#### What you need to do:
Within the listing below, filter for "post" and copy every matching line.

** Records for processing follows **

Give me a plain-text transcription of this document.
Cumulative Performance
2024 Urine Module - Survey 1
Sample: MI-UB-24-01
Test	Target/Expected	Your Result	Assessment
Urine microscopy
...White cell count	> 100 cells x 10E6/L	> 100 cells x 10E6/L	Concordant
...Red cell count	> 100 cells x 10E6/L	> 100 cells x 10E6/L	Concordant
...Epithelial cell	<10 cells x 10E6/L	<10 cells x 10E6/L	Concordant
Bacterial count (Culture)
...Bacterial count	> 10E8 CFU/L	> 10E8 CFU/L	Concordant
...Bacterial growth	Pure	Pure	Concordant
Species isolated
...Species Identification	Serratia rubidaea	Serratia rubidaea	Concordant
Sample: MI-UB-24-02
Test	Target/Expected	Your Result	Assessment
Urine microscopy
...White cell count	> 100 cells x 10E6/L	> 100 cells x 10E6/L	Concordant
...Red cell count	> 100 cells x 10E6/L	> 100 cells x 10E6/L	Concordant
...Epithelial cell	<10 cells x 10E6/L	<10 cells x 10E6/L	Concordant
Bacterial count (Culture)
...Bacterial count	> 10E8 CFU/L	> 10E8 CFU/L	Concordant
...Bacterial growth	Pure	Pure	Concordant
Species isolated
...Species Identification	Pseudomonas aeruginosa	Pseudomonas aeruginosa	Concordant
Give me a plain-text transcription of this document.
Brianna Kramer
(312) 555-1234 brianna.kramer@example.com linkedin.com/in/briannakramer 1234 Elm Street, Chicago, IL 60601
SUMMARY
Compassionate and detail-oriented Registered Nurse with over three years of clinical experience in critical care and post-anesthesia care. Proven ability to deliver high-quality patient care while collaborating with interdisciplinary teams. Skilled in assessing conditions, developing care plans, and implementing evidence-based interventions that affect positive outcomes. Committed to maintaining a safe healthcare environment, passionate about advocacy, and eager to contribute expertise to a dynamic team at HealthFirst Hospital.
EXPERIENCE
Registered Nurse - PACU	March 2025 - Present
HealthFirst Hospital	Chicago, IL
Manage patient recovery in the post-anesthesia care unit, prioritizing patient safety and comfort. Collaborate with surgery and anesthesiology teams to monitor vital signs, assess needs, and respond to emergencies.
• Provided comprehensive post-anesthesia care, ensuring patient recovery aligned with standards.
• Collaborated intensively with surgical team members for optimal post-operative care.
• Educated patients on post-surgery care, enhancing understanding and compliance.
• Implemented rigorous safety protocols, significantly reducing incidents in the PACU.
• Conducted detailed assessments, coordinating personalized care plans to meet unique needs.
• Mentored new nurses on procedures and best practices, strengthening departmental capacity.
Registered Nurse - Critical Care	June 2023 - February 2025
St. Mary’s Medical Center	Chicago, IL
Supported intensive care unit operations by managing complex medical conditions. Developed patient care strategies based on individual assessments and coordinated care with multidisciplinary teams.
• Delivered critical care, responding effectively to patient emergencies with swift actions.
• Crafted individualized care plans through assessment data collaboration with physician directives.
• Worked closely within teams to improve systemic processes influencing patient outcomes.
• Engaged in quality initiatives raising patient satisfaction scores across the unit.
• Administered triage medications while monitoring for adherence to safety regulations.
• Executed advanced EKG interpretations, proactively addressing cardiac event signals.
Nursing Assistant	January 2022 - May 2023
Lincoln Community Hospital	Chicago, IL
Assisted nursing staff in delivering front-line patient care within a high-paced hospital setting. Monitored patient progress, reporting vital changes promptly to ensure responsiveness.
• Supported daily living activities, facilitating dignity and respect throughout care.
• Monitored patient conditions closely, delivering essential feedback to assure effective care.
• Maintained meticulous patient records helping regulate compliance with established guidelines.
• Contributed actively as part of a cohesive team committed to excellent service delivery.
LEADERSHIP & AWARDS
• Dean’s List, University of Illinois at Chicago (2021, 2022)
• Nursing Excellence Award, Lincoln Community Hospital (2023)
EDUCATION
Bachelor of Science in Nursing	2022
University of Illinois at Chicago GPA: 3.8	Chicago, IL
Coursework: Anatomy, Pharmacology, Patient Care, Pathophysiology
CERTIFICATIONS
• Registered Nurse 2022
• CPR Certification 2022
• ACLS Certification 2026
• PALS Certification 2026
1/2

** End of Records for processing **

#### Expected output:
Compassionate and detail-oriented Registered Nurse with over three years of clinical experience in critical care and post-anesthesia care. Proven ability to deliver high-quality patient care while collaborating with interdisciplinary teams. Skilled in assessing conditions, developing care plans, and implementing evidence-based interventions that affect positive outcomes. Committed to maintaining a safe healthcare environment, passionate about advocacy, and eager to contribute expertise to a dynamic team at HealthFirst Hospital.
Manage patient recovery in the post-anesthesia care unit, prioritizing patient safety and comfort. Collaborate with surgery and anesthesiology teams to monitor vital signs, assess needs, and respond to emergencies.
• Provided comprehensive post-anesthesia care, ensuring patient recovery aligned with standards.
• Collaborated intensively with surgical team members for optimal post-operative care.
• Educated patients on post-surgery care, enhancing understanding and compliance.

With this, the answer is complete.